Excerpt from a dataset
** BEGIN **

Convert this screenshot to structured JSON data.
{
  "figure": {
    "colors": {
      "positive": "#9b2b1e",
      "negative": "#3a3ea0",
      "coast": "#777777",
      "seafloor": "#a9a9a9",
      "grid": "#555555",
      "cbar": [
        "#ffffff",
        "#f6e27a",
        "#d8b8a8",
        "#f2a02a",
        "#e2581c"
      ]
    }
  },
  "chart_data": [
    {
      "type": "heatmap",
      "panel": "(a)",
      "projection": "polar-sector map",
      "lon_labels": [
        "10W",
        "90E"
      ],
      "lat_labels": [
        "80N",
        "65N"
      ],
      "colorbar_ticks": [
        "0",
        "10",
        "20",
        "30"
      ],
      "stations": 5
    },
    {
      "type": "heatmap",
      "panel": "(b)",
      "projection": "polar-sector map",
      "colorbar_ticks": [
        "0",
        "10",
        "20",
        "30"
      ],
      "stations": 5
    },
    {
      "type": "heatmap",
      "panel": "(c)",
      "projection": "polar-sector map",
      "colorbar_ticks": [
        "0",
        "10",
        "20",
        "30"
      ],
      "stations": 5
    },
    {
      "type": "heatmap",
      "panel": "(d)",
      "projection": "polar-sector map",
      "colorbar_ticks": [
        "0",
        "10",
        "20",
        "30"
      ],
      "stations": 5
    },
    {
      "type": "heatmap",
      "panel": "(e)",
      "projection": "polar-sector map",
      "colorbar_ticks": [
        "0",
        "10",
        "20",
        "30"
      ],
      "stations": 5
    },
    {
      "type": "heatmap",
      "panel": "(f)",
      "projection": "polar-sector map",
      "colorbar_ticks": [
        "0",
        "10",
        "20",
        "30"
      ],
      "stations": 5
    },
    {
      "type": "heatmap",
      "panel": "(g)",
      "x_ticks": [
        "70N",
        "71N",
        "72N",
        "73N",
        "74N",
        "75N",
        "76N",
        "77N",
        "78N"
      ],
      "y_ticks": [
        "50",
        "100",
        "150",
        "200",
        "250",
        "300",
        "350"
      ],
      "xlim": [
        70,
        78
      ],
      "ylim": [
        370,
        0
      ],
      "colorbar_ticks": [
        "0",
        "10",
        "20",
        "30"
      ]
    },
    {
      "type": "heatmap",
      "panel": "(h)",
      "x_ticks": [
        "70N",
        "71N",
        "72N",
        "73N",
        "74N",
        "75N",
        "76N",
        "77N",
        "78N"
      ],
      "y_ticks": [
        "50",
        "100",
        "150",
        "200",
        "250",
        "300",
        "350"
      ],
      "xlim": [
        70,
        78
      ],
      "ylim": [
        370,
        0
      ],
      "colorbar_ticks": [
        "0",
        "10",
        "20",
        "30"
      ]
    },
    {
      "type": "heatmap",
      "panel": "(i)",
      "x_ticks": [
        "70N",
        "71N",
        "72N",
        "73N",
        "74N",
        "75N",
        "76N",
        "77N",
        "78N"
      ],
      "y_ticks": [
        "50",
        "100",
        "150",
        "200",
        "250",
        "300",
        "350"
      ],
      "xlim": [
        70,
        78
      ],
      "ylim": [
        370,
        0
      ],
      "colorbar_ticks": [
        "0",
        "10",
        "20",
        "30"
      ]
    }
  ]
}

** END **

Task to complete:
Repeat all the entries exactly as given.

Final result:
Convert this screenshot to structured JSON data.
{
  "figure": {
    "colors": {
      "positive": "#9b2b1e",
      "negative": "#3a3ea0",
      "coast": "#777777",
      "seafloor": "#a9a9a9",
      "grid": "#555555",
      "cbar": [
        "#ffffff",
        "#f6e27a",
        "#d8b8a8",
        "#f2a02a",
        "#e2581c"
      ]
    }
  },
  "chart_data": [
    {
      "type": "heatmap",
      "panel": "(a)",
      "projection": "polar-sector map",
      "lon_labels": [
        "10W",
        "90E"
      ],
      "lat_labels": [
        "80N",
        "65N"
      ],
      "colorbar_ticks": [
        "0",
        "10",
        "20",
        "30"
      ],
      "stations": 5
    },
    {
      "type": "heatmap",
      "panel": "(b)",
      "projection": "polar-sector map",
      "colorbar_ticks": [
        "0",
        "10",
        "20",
        "30"
      ],
      "stations": 5
    },
    {
      "type": "heatmap",
      "panel": "(c)",
      "projection": "polar-sector map",
      "colorbar_ticks": [
        "0",
        "10",
        "20",
        "30"
      ],
      "stations": 5
    },
    {
      "type": "heatmap",
      "panel": "(d)",
      "projection": "polar-sector map",
      "colorbar_ticks": [
        "0",
        "10",
        "20",
        "30"
      ],
      "stations": 5
    },
    {
      "type": "heatmap",
      "panel": "(e)",
      "projection": "polar-sector map",
      "colorbar_ticks": [
        "0",
        "10",
        "20",
        "30"
      ],
      "stations": 5
    },
    {
      "type": "heatmap",
      "panel": "(f)",
      "projection": "polar-sector map",
      "colorbar_ticks": [
        "0",
        "10",
        "20",
        "30"
      ],
      "stations": 5
    },
    {
      "type": "heatmap",
      "panel": "(g)",
      "x_ticks": [
        "70N",
        "71N",
        "72N",
        "73N",
        "74N",
        "75N",
        "76N",
        "77N",
        "78N"
      ],
      "y_ticks": [
        "50",
        "100",
        "150",
        "200",
        "250",
        "300",
        "350"
      ],
      "xlim": [
        70,
        78
      ],
      "ylim": [
        370,
        0
      ],
      "colorbar_ticks": [
        "0",
        "10",
        "20",
        "30"
      ]
    },
    {
      "type": "heatmap",
      "panel": "(h)",
      "x_ticks": [
        "70N",
        "71N",
        "72N",
        "73N",
        "74N",
        "75N",
        "76N",
        "77N",
        "78N"
      ],
      "y_ticks": [
        "50",
        "100",
        "150",
        "200",
        "250",
        "300",
        "350"
      ],
      "xlim": [
        70,
        78
      ],
      "ylim": [
        370,
        0
      ],
      "colorbar_ticks": [
        "0",
        "10",
        "20",
        "30"
      ]
    },
    {
      "type": "heatmap",
      "panel": "(i)",
      "x_ticks": [
        "70N",
        "71N",
        "72N",
        "73N",
        "74N",
        "75N",
        "76N",
        "77N",
        "78N"
      ],
      "y_ticks": [
        "50",
        "100",
        "150",
        "200",
        "250",
        "300",
        "350"
      ],
      "xlim": [
        70,
        78
      ],
      "ylim": [
        370,
        0
      ],
      "colorbar_ticks": [
        "0",
        "10",
        "20",
        "30"
      ]
    }
  ]
}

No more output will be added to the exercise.